→ SHORT PROBLEM
Output the records exactly. Include every line.

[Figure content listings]
## START

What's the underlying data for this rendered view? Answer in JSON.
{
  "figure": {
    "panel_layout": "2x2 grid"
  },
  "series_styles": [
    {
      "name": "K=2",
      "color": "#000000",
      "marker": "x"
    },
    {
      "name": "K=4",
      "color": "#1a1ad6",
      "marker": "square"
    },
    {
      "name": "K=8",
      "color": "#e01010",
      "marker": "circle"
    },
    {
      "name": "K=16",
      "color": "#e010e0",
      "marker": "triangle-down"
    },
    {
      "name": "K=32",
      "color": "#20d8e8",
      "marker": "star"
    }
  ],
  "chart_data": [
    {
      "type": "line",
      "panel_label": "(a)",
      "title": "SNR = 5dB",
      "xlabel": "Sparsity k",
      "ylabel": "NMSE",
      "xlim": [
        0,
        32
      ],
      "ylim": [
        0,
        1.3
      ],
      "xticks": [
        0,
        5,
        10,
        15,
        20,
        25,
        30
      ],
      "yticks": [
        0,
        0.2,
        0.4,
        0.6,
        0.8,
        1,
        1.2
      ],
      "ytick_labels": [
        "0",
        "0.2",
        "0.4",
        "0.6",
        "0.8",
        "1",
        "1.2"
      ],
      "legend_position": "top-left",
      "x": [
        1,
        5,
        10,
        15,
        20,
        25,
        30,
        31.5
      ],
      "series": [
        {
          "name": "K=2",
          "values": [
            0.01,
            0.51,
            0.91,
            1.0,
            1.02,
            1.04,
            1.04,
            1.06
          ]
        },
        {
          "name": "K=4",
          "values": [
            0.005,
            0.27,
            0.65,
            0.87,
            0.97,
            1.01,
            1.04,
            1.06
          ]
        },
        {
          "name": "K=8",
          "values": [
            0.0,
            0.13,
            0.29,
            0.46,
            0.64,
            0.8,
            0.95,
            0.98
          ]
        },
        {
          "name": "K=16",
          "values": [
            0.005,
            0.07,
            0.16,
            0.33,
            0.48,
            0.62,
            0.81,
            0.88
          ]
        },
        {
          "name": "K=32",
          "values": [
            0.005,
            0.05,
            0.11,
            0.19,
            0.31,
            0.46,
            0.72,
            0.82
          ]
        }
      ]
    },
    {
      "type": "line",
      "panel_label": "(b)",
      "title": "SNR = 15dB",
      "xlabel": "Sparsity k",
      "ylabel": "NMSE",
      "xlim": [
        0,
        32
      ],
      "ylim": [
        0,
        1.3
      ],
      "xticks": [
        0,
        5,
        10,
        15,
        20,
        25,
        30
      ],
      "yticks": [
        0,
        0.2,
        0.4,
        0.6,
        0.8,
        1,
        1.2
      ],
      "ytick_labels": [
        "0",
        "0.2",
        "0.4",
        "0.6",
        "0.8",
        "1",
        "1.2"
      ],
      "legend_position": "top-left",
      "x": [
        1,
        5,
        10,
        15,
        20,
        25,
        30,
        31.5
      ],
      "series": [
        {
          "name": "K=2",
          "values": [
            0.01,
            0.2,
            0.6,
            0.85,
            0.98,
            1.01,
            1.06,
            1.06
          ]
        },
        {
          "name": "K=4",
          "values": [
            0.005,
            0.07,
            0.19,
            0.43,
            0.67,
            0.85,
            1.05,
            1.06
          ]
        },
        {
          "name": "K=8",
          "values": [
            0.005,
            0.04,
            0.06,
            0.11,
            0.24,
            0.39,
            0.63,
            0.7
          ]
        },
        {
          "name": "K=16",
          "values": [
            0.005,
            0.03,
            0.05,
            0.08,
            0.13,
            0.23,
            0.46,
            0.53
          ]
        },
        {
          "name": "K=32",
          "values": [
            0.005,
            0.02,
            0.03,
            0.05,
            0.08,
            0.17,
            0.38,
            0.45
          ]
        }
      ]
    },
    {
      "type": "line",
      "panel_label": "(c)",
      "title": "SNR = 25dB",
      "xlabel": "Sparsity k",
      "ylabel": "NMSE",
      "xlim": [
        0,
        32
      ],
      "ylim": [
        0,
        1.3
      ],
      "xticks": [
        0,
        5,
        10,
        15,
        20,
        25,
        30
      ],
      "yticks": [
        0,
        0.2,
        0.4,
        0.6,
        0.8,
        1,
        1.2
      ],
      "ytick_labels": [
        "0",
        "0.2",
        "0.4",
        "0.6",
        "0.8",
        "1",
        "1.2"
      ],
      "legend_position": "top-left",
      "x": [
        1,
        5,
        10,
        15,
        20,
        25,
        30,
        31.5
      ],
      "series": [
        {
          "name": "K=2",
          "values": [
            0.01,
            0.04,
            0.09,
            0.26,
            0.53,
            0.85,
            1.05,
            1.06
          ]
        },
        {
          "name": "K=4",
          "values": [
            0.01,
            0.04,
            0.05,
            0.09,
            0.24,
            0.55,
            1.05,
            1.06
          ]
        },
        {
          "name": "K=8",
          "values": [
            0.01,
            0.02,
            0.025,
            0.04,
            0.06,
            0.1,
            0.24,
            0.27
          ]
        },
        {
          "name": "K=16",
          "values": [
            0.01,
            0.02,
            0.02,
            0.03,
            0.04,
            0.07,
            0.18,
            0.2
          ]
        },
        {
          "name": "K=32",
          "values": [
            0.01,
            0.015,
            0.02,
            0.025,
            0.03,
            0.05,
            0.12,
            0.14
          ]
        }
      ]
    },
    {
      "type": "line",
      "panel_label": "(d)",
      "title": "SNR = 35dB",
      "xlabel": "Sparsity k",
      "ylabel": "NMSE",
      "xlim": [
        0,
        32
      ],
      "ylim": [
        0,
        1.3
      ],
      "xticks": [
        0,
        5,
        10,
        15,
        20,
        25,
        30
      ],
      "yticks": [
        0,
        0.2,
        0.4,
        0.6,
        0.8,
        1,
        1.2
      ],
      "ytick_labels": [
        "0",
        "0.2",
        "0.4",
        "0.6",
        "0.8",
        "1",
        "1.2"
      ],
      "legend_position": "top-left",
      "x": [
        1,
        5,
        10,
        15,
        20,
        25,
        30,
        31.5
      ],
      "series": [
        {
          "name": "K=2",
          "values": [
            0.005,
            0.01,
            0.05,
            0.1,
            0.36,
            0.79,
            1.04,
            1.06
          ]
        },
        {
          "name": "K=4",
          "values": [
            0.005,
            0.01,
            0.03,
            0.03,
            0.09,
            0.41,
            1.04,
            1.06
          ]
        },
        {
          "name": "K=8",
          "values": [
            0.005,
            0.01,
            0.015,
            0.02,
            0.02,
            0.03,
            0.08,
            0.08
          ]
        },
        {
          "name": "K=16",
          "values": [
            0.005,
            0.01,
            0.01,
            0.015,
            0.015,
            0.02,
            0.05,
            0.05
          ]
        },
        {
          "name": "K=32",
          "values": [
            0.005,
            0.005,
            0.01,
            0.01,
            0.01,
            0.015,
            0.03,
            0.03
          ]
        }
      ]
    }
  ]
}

## END

→ EXPECTED ANSWER
What's the underlying data for this rendered view? Answer in JSON.
{
  "figure": {
    "panel_layout": "2x2 grid"
  },
  "series_styles": [
    {
      "name": "K=2",
      "color": "#000000",
      "marker": "x"
    },
    {
      "name": "K=4",
      "color": "#1a1ad6",
      "marker": "square"
    },
    {
      "name": "K=8",
      "color": "#e01010",
      "marker": "circle"
    },
    {
      "name": "K=16",
      "color": "#e010e0",
      "marker": "triangle-down"
    },
    {
      "name": "K=32",
      "color": "#20d8e8",
      "marker": "star"
    }
  ],
  "chart_data": [
    {
      "type": "line",
      "panel_label": "(a)",
      "title": "SNR = 5dB",
      "xlabel": "Sparsity k",
      "ylabel": "NMSE",
      "xlim": [
        0,
        32
      ],
      "ylim": [
        0,
        1.3
      ],
      "xticks": [
        0,
        5,
        10,
        15,
        20,
        25,
        30
      ],
      "yticks": [
        0,
        0.2,
        0.4,
        0.6,
        0.8,
        1,
        1.2
      ],
      "ytick_labels": [
        "0",
        "0.2",
        "0.4",
        "0.6",
        "0.8",
        "1",
        "1.2"
      ],
      "legend_position": "top-left",
      "x": [
        1,
        5,
        10,
        15,
        20,
        25,
        30,
        31.5
      ],
      "series": [
        {
          "name": "K=2",
          "values": [
            0.01,
            0.51,
            0.91,
            1.0,
            1.02,
            1.04,
            1.04,
            1.06
          ]
        },
        {
          "name": "K=4",
          "values": [
            0.005,
            0.27,
            0.65,
            0.87,
            0.97,
            1.01,
            1.04,
            1.06
          ]
        },
        {
          "name": "K=8",
          "values": [
            0.0,
            0.13,
            0.29,
            0.46,
            0.64,
            0.8,
            0.95,
            0.98
          ]
        },
        {
          "name": "K=16",
          "values": [
            0.005,
            0.07,
            0.16,
            0.33,
            0.48,
            0.62,
            0.81,
            0.88
          ]
        },
        {
          "name": "K=32",
          "values": [
            0.005,
            0.05,
            0.11,
            0.19,
            0.31,
            0.46,
            0.72,
            0.82
          ]
        }
      ]
    },
    {
      "type": "line",
      "panel_label": "(b)",
      "title": "SNR = 15dB",
      "xlabel": "Sparsity k",
      "ylabel": "NMSE",
      "xlim": [
        0,
        32
      ],
      "ylim": [
        0,
        1.3
      ],
      "xticks": [
        0,
        5,
        10,
        15,
        20,
        25,
        30
      ],
      "yticks": [
        0,
        0.2,
        0.4,
        0.6,
        0.8,
        1,
        1.2
      ],
      "ytick_labels": [
        "0",
        "0.2",
        "0.4",
        "0.6",
        "0.8",
        "1",
        "1.2"
      ],
      "legend_position": "top-left",
      "x": [
        1,
        5,
        10,
        15,
        20,
        25,
        30,
        31.5
      ],
      "series": [
        {
          "name": "K=2",
          "values": [
            0.01,
            0.2,
            0.6,
            0.85,
            0.98,
            1.01,
            1.06,
            1.06
          ]
        },
        {
          "name": "K=4",
          "values": [
            0.005,
            0.07,
            0.19,
            0.43,
            0.67,
            0.85,
            1.05,
            1.06
          ]
        },
        {
          "name": "K=8",
          "values": [
            0.005,
            0.04,
            0.06,
            0.11,
            0.24,
            0.39,
            0.63,
            0.7
          ]
        },
        {
          "name": "K=16",
          "values": [
            0.005,
            0.03,
            0.05,
            0.08,
            0.13,
            0.23,
            0.46,
            0.53
          ]
        },
        {
          "name": "K=32",
          "values": [
            0.005,
            0.02,
            0.03,
            0.05,
            0.08,
            0.17,
            0.38,
            0.45
          ]
        }
      ]
    },
    {
      "type": "line",
      "panel_label": "(c)",
      "title": "SNR = 25dB",
      "xlabel": "Sparsity k",
      "ylabel": "NMSE",
      "xlim": [
        0,
        32
      ],
      "ylim": [
        0,
        1.3
      ],
      "xticks": [
        0,
        5,
        10,
        15,
        20,
        25,
        30
      ],
      "yticks": [
        0,
        0.2,
        0.4,
        0.6,
        0.8,
        1,
        1.2
      ],
      "ytick_labels": [
        "0",
        "0.2",
        "0.4",
        "0.6",
        "0.8",
        "1",
        "1.2"
      ],
      "legend_position": "top-left",
      "x": [
        1,
        5,
        10,
        15,
        20,
        25,
        30,
        31.5
      ],
      "series": [
        {
          "name": "K=2",
          "values": [
            0.01,
            0.04,
            0.09,
            0.26,
            0.53,
            0.85,
            1.05,
            1.06
          ]
        },
        {
          "name": "K=4",
          "values": [
            0.01,
            0.04,
            0.05,
            0.09,
            0.24,
            0.55,
            1.05,
            1.06
          ]
        },
        {
          "name": "K=8",
          "values": [
            0.01,
            0.02,
            0.025,
            0.04,
            0.06,
            0.1,
            0.24,
            0.27
          ]
        },
        {
          "name": "K=16",
          "values": [
            0.01,
            0.02,
            0.02,
            0.03,
            0.04,
            0.07,
            0.18,
            0.2
          ]
        },
        {
          "name": "K=32",
          "values": [
            0.01,
            0.015,
            0.02,
            0.025,
            0.03,
            0.05,
            0.12,
            0.14
          ]
        }
      ]
    },
    {
      "type": "line",
      "panel_label": "(d)",
      "title": "SNR = 35dB",
      "xlabel": "Sparsity k",
      "ylabel": "NMSE",
      "xlim": [
        0,
        32
      ],
      "ylim": [
        0,
        1.3
      ],
      "xticks": [
        0,
        5,
        10,
        15,
        20,
        25,
        30
      ],
      "yticks": [
        0,
        0.2,
        0.4,
        0.6,
        0.8,
        1,
        1.2
      ],
      "ytick_labels": [
        "0",
        "0.2",
        "0.4",
        "0.6",
        "0.8",
        "1",
        "1.2"
      ],
      "legend_position": "top-left",
      "x": [
        1,
        5,
        10,
        15,
        20,
        25,
        30,
        31.5
      ],
      "series": [
        {
          "name": "K=2",
          "values": [
            0.005,
            0.01,
            0.05,
            0.1,
            0.36,
            0.79,
            1.04,
            1.06
          ]
        },
        {
          "name": "K=4",
          "values": [
            0.005,
            0.01,
            0.03,
            0.03,
            0.09,
            0.41,
            1.04,
            1.06
          ]
        },
        {
          "name": "K=8",
          "values": [
            0.005,
            0.01,
            0.015,
            0.02,
            0.02,
            0.03,
            0.08,
            0.08
          ]
        },
        {
          "name": "K=16",
          "values": [
            0.005,
            0.01,
            0.01,
            0.015,
            0.015,
            0.02,
            0.05,
            0.05
          ]
        },
        {
          "name": "K=32",
          "values": [
            0.005,
            0.005,
            0.01,
            0.01,
            0.01,
            0.015,
            0.03,
            0.03
          ]
        }
      ]
    }
  ]
}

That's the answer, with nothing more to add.